Given exercise =
Identify the lines that include the word "εἶναι", then copy all of them.

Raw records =
□ □ □ □

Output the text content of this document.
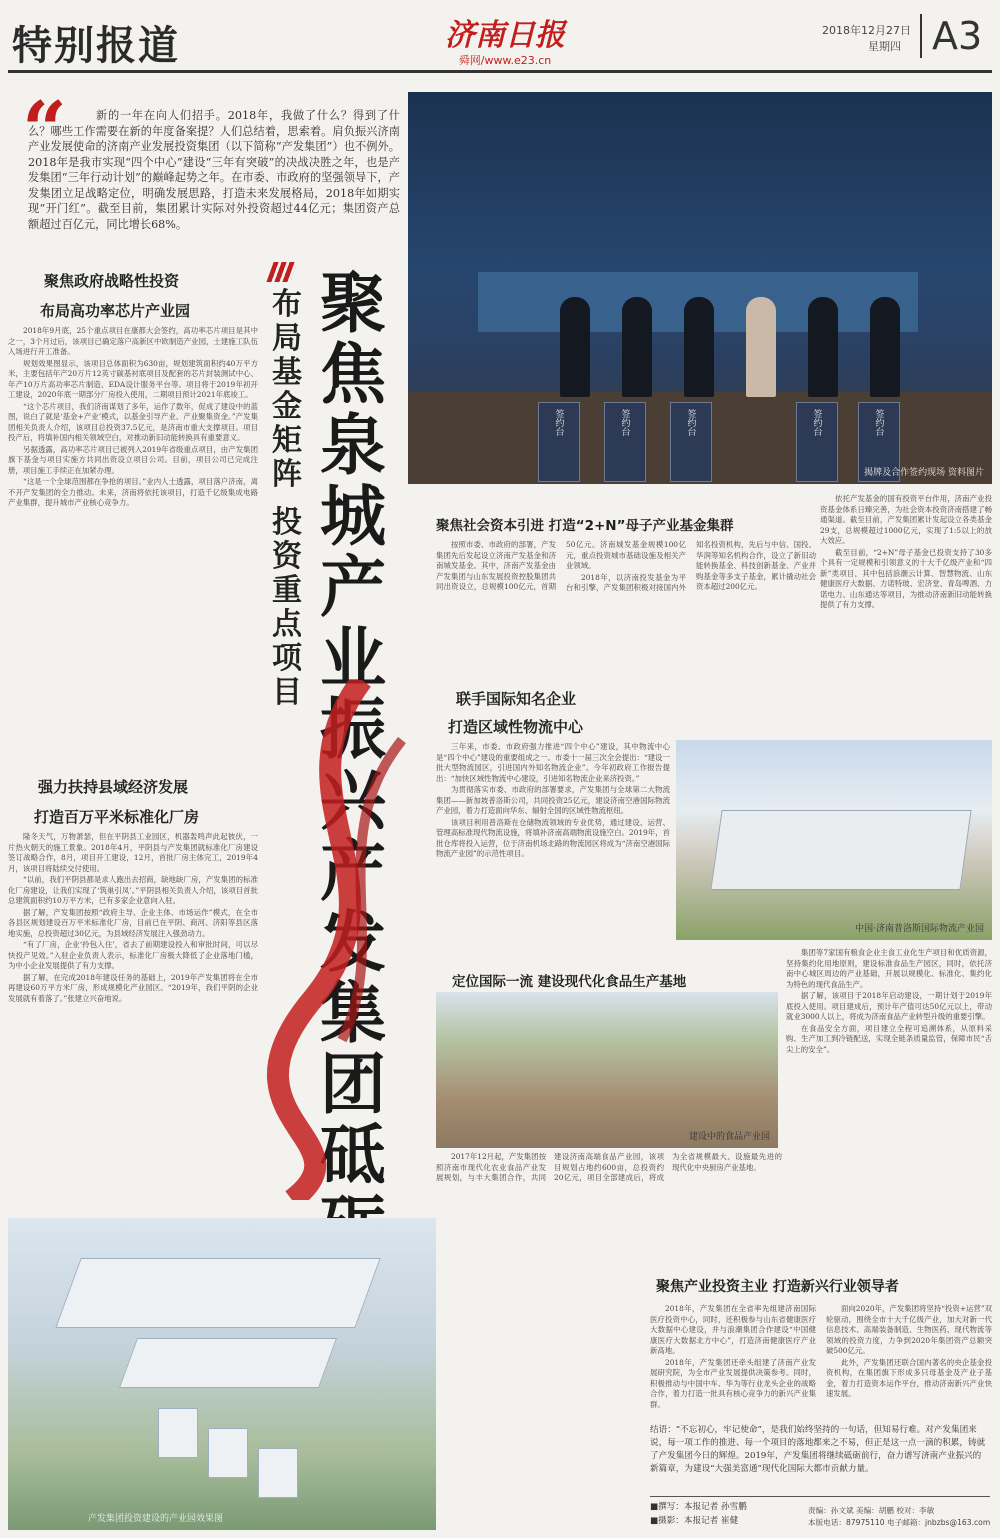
特别报道	济南日报
舜网/www.e23.cn
2018年12月27日
星期四 A3
“	新的一年在向人们招手。2018年，我做了什么？得到了什么？哪些工作需要在新的年度备案提？人们总结着，思索着。肩负振兴济南产业发展使命的济南产业发展投资集团（以下简称“产发集团”）也不例外。 2018年是我市实现“四个中心”建设“三年有突破”的决战决胜之年，也是产发集团“三年行动计划”的巅峰起势之年。在市委、市政府的坚强领导下，产发集团立足战略定位，明确发展思路，打造未来发展格局，2018年如期实现“开门红”。截至目前，集团累计实际对外投资超过44亿元；集团资产总额超过百亿元，同比增长68%。
签约台	签约台	签约台	签约台	签约台
揭牌及合作签约现场 资料图片
布局基金矩阵
投资重点项目
聚焦泉城产业振兴产发集团砥
聚焦政府战略性投资
布局高功率芯片产业园

2018年9月底，25个重点项目在康都大会签约，高功率芯片项目是其中之一，3个月过后，该项目已确定落户高新区中欧制造产业园，土建施工队伍入场进行开工准备。

规划效果图显示，该项目总体面积为630亩，规划建筑面积约40万平方米，主要包括年产20万片12英寸碳基衬底项目及配套的芯片封装测试中心、年产10万片高功率芯片制造、EDA设计服务平台等。项目将于2019年初开工建设，2020年底一期部分厂房投入使用，二期项目预计2021年底竣工。

“这个芯片项目，我们济南谋划了多年，运作了数年，促成了建设中的蓝图，说白了就是‘基金+产业’模式，以基金引导产业、产业聚集资金。”产发集团相关负责人介绍，该项目总投资37.5亿元，是济南市重大支撑项目。项目投产后，将填补国内相关领域空白，对推动新旧动能转换具有重要意义。

另据透露，高功率芯片项目已被列入2019年省级重点项目，由产发集团旗下基金与项目实施方共同出资设立项目公司。目前，项目公司已完成注册，项目施工手续正在加紧办理。

“这是一个全球范围都在争抢的项目。”业内人士透露，项目落户济南，离不开产发集团的全力推动。未来，济南将依托该项目，打造千亿级集成电路产业集群，提升城市产业核心竞争力。

强力扶持县域经济发展
打造百万平米标准化厂房

隆冬天气，万物萧瑟，但在平阴县工业园区，机器轰鸣声此起彼伏，一片热火朝天的施工景象。2018年4月，平阴县与产发集团就标准化厂房建设签订战略合作，8月，项目开工建设，12月，首批厂房主体完工，2019年4月，该项目将陆续交付使用。

“以前，我们平阴县都是求人跑出去招商，缺地缺厂房，产发集团的标准化厂房建设，让我们实现了‘筑巢引凤’。”平阴县相关负责人介绍，该项目首批总建筑面积约10万平方米，已有多家企业意向入驻。

据了解，产发集团按照“政府主导、企业主体、市场运作”模式，在全市各县区规划建设百万平米标准化厂房，目前已在平阴、商河、济阳等县区落地实施，总投资超过30亿元，为县域经济发展注入强劲动力。

“有了厂房，企业‘拎包入住’，省去了前期建设投入和审批时间，可以尽快投产见效。”入驻企业负责人表示，标准化厂房极大降低了企业落地门槛，为中小企业发展提供了有力支撑。

据了解，在完成2018年建设任务的基础上，2019年产发集团将在全市再建设60万平方米厂房，形成规模化产业园区。“2019年，我们平阴的企业发展就有着落了。”张建立兴奋地说。

聚焦社会资本引进 打造“2+N”母子产业基金集群

按照市委、市政府的部署，产发集团先后发起设立济南产发基金和济南城发基金。其中，济南产发基金由产发集团与山东发展投资控股集团共同出资设立，总规模100亿元，首期50亿元。济南城发基金规模100亿元，重点投资城市基础设施及相关产业领域。

2018年，以济南投发基金为平台和引擎，产发集团积极对接国内外知名投资机构，先后与中信、国投、华润等知名机构合作，设立了新旧动能转换基金、科技创新基金、产业并购基金等多支子基金，累计撬动社会资本超过200亿元。

依托产发基金的国有投资平台作用，济南产业投资基金体系日臻完善，为社会资本投资济南搭建了畅通渠道。截至目前，产发集团累计发起设立各类基金29支，总规模超过1000亿元，实现了1:5以上的放大效应。

截至目前，“2+N”母子基金已投资支持了30多个具有一定规模和引领意义的十大千亿级产业和“四新”类项目，其中包括浪潮云计算、智慧物流、山东健康医疗大数据、力诺特玻、宏济堂、青岛啤酒、力诺电力、山东通达等项目，为推动济南新旧动能转换提供了有力支撑。

联手国际知名企业
打造区域性物流中心

三年来，市委、市政府强力推进“四个中心”建设，其中物流中心是“四个中心”建设的重要组成之一。市委十一届三次全会提出：“建设一批大型物流园区，引进国内外知名物流企业”。今年初政府工作报告提出：“加快区域性物流中心建设，引进知名物流企业来济投资。”

为贯彻落实市委、市政府的部署要求，产发集团与全球第二大物流集团——新加坡普洛斯公司，共同投资25亿元，建设济南空港国际物流产业园，着力打造面向华东、辐射全国的区域性物流枢纽。

该项目利用普洛斯在仓储物流领域的专业优势，通过建设、运营、管理高标准现代物流设施，将填补济南高端物流设施空白。2019年，首批仓库将投入运营，位于济南机场北路的物流园区将成为“济南空港国际物流产业园”的示范性项目。

中国·济南普洛斯国际物流产业园
定位国际一流 建设现代化食品生产基地
建设中的食品产业园

集团等7家国有粮食企业主食工业化生产项目和优质资源，坚持集约化用地原则，建设标准食品生产园区，同时，依托济南中心城区周边的产业基础，开展以规模化、标准化、集约化为特色的现代食品生产。

据了解，该项目于2018年启动建设，一期计划于2019年底投入使用。项目建成后，预计年产值可达50亿元以上，带动就业3000人以上，将成为济南食品产业转型升级的重要引擎。

在食品安全方面，项目建立全程可追溯体系，从原料采购、生产加工到冷链配送，实现全链条质量监管，保障市民“舌尖上的安全”。

2017年12月起，产发集团按照济南市现代化农业食品产业发展规划，与丰大集团合作，共同建设济南高端食品产业园，该项目规划占地约600亩，总投资约20亿元，项目全部建成后，将成为全省规模最大、设施最先进的现代化中央厨房产业基地。

产发集团投资建设的产业园效果图
聚焦产业投资主业 打造新兴行业领导者

2018年，产发集团在全省率先组建济南国际医疗投资中心，同时，还积极参与山东省健康医疗大数据中心建设，并与浪潮集团合作建设“中国健康医疗大数据北方中心”，打造济南健康医疗产业新高地。

2018年，产发集团还牵头组建了济南产业发展研究院，为全市产业发展提供决策参考。同时，积极推动与中国中车、华为等行业龙头企业的战略合作，着力打造一批具有核心竞争力的新兴产业集群。

面向2020年，产发集团将坚持“投资+运营”双轮驱动，围绕全市十大千亿级产业，加大对新一代信息技术、高端装备制造、生物医药、现代物流等领域的投资力度，力争到2020年集团资产总额突破500亿元。

此外，产发集团还联合国内著名的央企基金投资机构，在集团旗下形成多只母基金及产业子基金，着力打造资本运作平台，推动济南新兴产业快速发展。

结语：“不忘初心，牢记使命”，是我们始终坚持的一句话，但知易行难。对产发集团来说，每一项工作的推进、每一个项目的落地都来之不易，但正是这一点一滴的积累，铸就了产发集团今日的辉煌。2019年，产发集团将继续砥砺前行，奋力谱写济南产业振兴的新篇章，为建设“大强美富通”现代化国际大都市贡献力量。
■撰写：本报记者 孙雪鹏
■摄影：本报记者 崔健
责编：孙文斌 美编：胡鹏 校对：李敏
本版电话：87975110 电子邮箱：jnbzbs@163.com
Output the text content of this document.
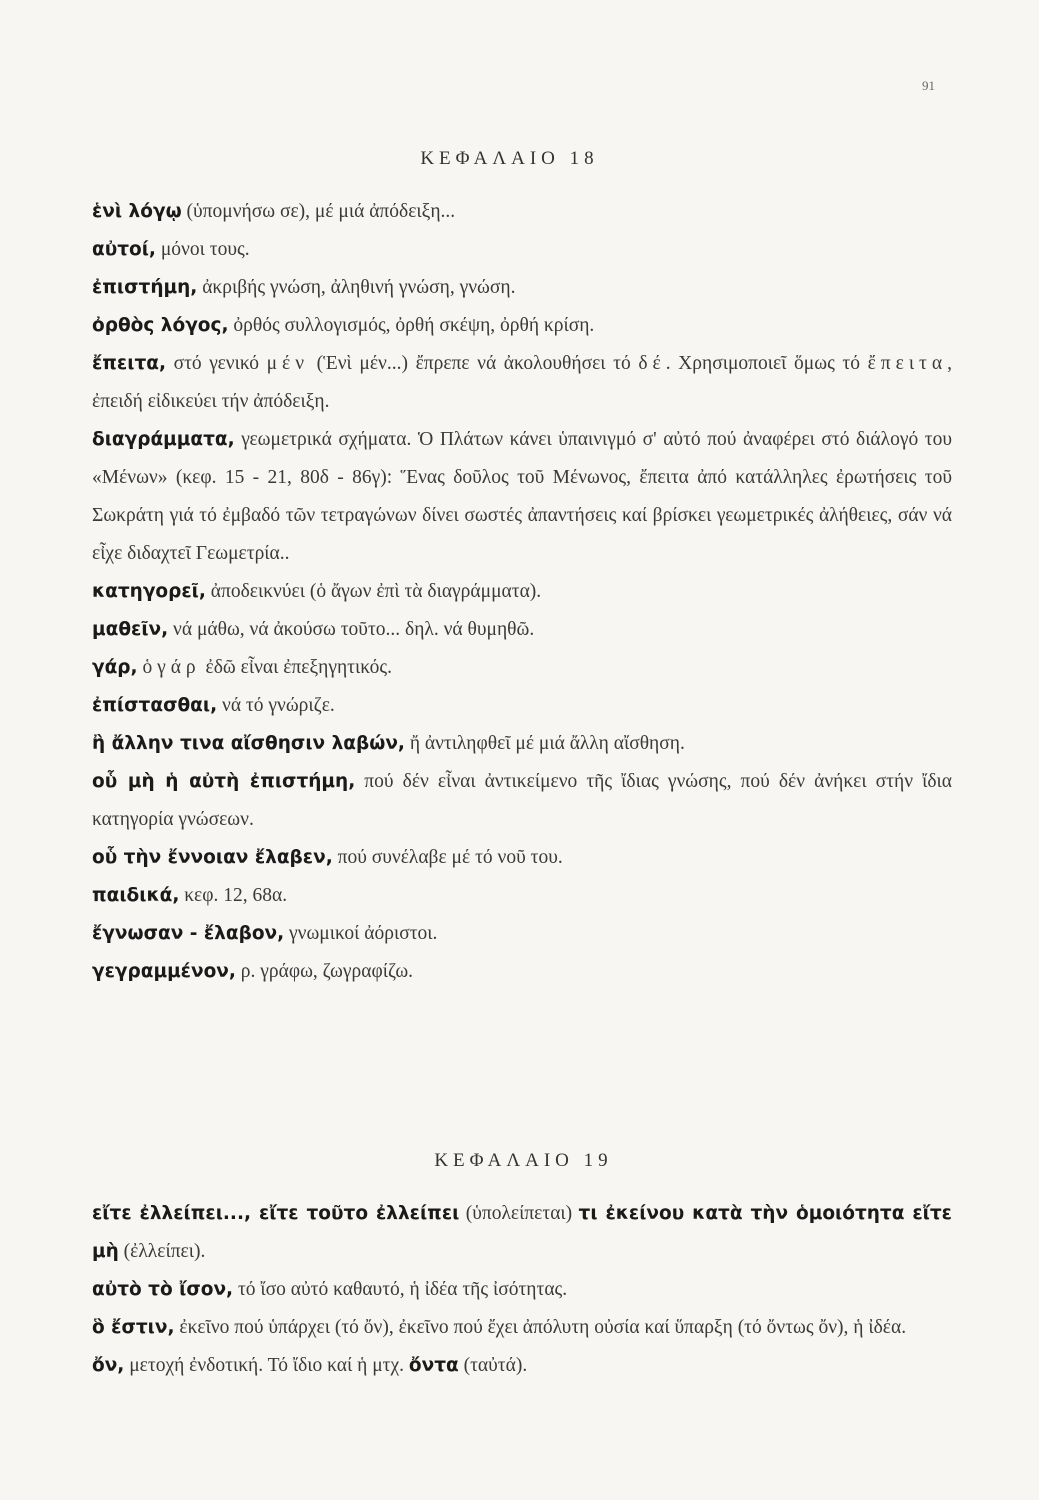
91
ΚΕΦΑΛΑΙΟ 18

ἑνὶ λόγῳ (ὑπομνήσω σε), μέ μιά ἀπόδειξη...

αὐτοί, μόνοι τους.

ἐπιστήμη, ἀκριβής γνώση, ἀληθινή γνώση, γνώση.

ὀρθὸς λόγος, ὀρθός συλλογισμός, ὀρθή σκέψη, ὀρθή κρίση.

ἔπειτα, στό γενικό μέν (Ἑνὶ μέν...) ἔπρεπε νά ἀκολουθήσει τό δέ. Χρησιμοποιεῖ ὅμως τό ἔπειτα, ἐπειδή εἰδικεύει τήν ἀπόδειξη.

διαγράμματα, γεωμετρικά σχήματα. Ὁ Πλάτων κάνει ὑπαινιγμό σ' αὐτό πού ἀναφέρει στό διάλογό του «Μένων» (κεφ. 15 - 21, 80δ - 86γ): Ἕνας δοῦλος τοῦ Μένωνος, ἔπειτα ἀπό κατάλληλες ἐρωτήσεις τοῦ Σωκράτη γιά τό ἐμβαδό τῶν τετραγώνων δίνει σωστές ἀπαντήσεις καί βρίσκει γεωμετρικές ἀλήθειες, σάν νά εἶχε διδαχτεῖ Γεωμετρία..

κατηγορεῖ, ἀποδεικνύει (ὁ ἄγων ἐπὶ τὰ διαγράμματα).

μαθεῖν, νά μάθω, νά ἀκούσω τοῦτο... δηλ. νά θυμηθῶ.

γάρ, ὁ γάρ ἐδῶ εἶναι ἐπεξηγητικός.

ἐπίστασθαι, νά τό γνώριζε.

ἢ ἄλλην τινα αἴσθησιν λαβών, ἤ ἀντιληφθεῖ μέ μιά ἄλλη αἴσθηση.

οὗ μὴ ἡ αὐτὴ ἐπιστήμη, πού δέν εἶναι ἀντικείμενο τῆς ἴδιας γνώσης, πού δέν ἀνήκει στήν ἴδια κατηγορία γνώσεων.

οὗ τὴν ἔννοιαν ἔλαβεν, πού συνέλαβε μέ τό νοῦ του.

παιδικά, κεφ. 12, 68α.

ἔγνωσαν - ἔλαβον, γνωμικοί ἀόριστοι.

γεγραμμένον, ρ. γράφω, ζωγραφίζω.

ΚΕΦΑΛΑΙΟ 19

εἴτε ἐλλείπει..., εἴτε τοῦτο ἐλλείπει (ὑπολείπεται) τι ἐκείνου κατὰ τὴν ὁμοιότητα εἴτε μὴ (ἐλλείπει).

αὐτὸ τὸ ἴσον, τό ἴσο αὐτό καθαυτό, ἡ ἰδέα τῆς ἰσότητας.

ὃ ἔστιν, ἐκεῖνο πού ὑπάρχει (τό ὄν), ἐκεῖνο πού ἔχει ἀπόλυτη οὐσία καί ὕπαρξη (τό ὄντως ὄν), ἡ ἰδέα.

ὄν, μετοχή ἐνδοτική. Τό ἴδιο καί ἡ μτχ. ὄντα (ταὐτά).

□ □ □ □

Completed task =
γάρ, ὁ γάρ ἐδῶ εἶναι ἐπεξηγητικός.
οὗ μὴ ἡ αὐτὴ ἐπιστήμη, πού δέν εἶναι ἀντικείμενο τῆς ἴδιας γνώσης, πού δέν ἀνήκει στήν ἴδια κατηγορία γνώσεων.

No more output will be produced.